» **Requirements**
Reproduce the following data line for line, without changing any character.

» **Data provided**
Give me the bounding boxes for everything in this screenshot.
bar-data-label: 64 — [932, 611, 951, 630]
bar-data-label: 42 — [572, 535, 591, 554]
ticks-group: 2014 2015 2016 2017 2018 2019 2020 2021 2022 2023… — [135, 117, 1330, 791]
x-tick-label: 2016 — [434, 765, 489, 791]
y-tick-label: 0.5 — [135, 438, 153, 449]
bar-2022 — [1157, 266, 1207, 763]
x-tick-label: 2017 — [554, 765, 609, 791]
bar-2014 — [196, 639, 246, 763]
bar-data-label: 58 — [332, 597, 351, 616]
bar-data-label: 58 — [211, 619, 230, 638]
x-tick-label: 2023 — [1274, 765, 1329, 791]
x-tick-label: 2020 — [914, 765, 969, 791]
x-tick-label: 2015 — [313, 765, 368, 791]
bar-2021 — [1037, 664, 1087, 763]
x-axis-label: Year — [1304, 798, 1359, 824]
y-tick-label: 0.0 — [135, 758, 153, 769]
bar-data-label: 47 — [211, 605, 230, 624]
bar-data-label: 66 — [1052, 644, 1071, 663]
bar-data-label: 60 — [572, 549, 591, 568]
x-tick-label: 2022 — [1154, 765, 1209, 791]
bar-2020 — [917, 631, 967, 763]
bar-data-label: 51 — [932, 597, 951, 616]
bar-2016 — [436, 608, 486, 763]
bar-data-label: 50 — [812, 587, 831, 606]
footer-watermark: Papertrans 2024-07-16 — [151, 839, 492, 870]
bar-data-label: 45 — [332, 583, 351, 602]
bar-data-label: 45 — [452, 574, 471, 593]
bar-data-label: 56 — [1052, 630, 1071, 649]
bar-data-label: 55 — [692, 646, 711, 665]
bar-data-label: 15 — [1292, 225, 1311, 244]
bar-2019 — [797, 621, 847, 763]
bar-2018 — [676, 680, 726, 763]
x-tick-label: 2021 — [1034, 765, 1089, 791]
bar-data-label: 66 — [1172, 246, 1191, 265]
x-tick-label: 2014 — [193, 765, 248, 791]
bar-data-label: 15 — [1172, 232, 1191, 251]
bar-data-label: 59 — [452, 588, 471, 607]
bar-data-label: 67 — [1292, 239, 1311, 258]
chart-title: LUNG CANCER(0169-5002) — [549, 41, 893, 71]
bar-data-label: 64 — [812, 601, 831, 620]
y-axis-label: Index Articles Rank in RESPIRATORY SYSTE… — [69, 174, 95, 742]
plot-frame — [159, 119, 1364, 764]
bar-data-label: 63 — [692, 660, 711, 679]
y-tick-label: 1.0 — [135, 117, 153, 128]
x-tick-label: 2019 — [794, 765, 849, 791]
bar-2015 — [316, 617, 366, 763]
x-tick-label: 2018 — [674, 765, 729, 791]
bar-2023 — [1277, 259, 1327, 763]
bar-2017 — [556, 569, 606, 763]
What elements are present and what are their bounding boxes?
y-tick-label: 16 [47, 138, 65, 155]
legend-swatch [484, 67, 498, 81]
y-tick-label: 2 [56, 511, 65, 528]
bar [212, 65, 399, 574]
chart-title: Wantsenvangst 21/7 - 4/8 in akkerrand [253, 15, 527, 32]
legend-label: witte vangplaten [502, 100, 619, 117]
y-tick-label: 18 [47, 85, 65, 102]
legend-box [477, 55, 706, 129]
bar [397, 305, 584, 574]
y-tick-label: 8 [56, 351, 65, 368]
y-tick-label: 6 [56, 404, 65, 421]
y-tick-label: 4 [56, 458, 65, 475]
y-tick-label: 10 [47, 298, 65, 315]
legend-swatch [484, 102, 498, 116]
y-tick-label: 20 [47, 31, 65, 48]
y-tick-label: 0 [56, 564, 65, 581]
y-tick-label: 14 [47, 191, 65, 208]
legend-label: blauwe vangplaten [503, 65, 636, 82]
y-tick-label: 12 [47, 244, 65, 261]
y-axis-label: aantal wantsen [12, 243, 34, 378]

» **Task solution**
Give me the bounding boxes for everything in this screenshot.
bar-data-label: 64 — [932, 611, 951, 630]
bar-data-label: 42 — [572, 535, 591, 554]
ticks-group: 2014 2015 2016 2017 2018 2019 2020 2021 2022 2023… — [135, 117, 1330, 791]
x-tick-label: 2016 — [434, 765, 489, 791]
y-tick-label: 0.5 — [135, 438, 153, 449]
bar-2022 — [1157, 266, 1207, 763]
x-tick-label: 2017 — [554, 765, 609, 791]
bar-2014 — [196, 639, 246, 763]
bar-data-label: 58 — [332, 597, 351, 616]
bar-data-label: 58 — [211, 619, 230, 638]
x-tick-label: 2023 — [1274, 765, 1329, 791]
x-tick-label: 2020 — [914, 765, 969, 791]
x-tick-label: 2015 — [313, 765, 368, 791]
bar-2021 — [1037, 664, 1087, 763]
x-axis-label: Year — [1304, 798, 1359, 824]
y-tick-label: 0.0 — [135, 758, 153, 769]
bar-data-label: 47 — [211, 605, 230, 624]
bar-data-label: 66 — [1052, 644, 1071, 663]
bar-data-label: 60 — [572, 549, 591, 568]
x-tick-label: 2022 — [1154, 765, 1209, 791]
bar-2020 — [917, 631, 967, 763]
bar-data-label: 51 — [932, 597, 951, 616]
bar-2016 — [436, 608, 486, 763]
bar-data-label: 50 — [812, 587, 831, 606]
footer-watermark: Papertrans 2024-07-16 — [151, 839, 492, 870]
bar-data-label: 45 — [332, 583, 351, 602]
bar-data-label: 45 — [452, 574, 471, 593]
bar-data-label: 56 — [1052, 630, 1071, 649]
bar-data-label: 55 — [692, 646, 711, 665]
bar-data-label: 15 — [1292, 225, 1311, 244]
bar-2019 — [797, 621, 847, 763]
bar-2018 — [676, 680, 726, 763]
x-tick-label: 2021 — [1034, 765, 1089, 791]
bar-data-label: 66 — [1172, 246, 1191, 265]
x-tick-label: 2014 — [193, 765, 248, 791]
bar-data-label: 15 — [1172, 232, 1191, 251]
bar-data-label: 59 — [452, 588, 471, 607]
bar-data-label: 67 — [1292, 239, 1311, 258]
chart-title: LUNG CANCER(0169-5002) — [549, 41, 893, 71]
bar-data-label: 64 — [812, 601, 831, 620]
y-axis-label: Index Articles Rank in RESPIRATORY SYSTE… — [69, 174, 95, 742]
plot-frame — [159, 119, 1364, 764]
bar-data-label: 63 — [692, 660, 711, 679]
y-tick-label: 1.0 — [135, 117, 153, 128]
x-tick-label: 2019 — [794, 765, 849, 791]
bar-2015 — [316, 617, 366, 763]
x-tick-label: 2018 — [674, 765, 729, 791]
bar-2023 — [1277, 259, 1327, 763]
bar-2017 — [556, 569, 606, 763]
What elements are present and what are their bounding boxes?
y-tick-label: 16 [47, 138, 65, 155]
legend-swatch [484, 67, 498, 81]
y-tick-label: 2 [56, 511, 65, 528]
bar [212, 65, 399, 574]
chart-title: Wantsenvangst 21/7 - 4/8 in akkerrand [253, 15, 527, 32]
legend-label: witte vangplaten [502, 100, 619, 117]
y-tick-label: 18 [47, 85, 65, 102]
legend-box [477, 55, 706, 129]
bar [397, 305, 584, 574]
y-tick-label: 8 [56, 351, 65, 368]
y-tick-label: 6 [56, 404, 65, 421]
y-tick-label: 4 [56, 458, 65, 475]
y-tick-label: 10 [47, 298, 65, 315]
legend-swatch [484, 102, 498, 116]
y-tick-label: 20 [47, 31, 65, 48]
y-tick-label: 0 [56, 564, 65, 581]
y-tick-label: 14 [47, 191, 65, 208]
legend-label: blauwe vangplaten [503, 65, 636, 82]
y-tick-label: 12 [47, 244, 65, 261]
y-axis-label: aantal wantsen [12, 243, 34, 378]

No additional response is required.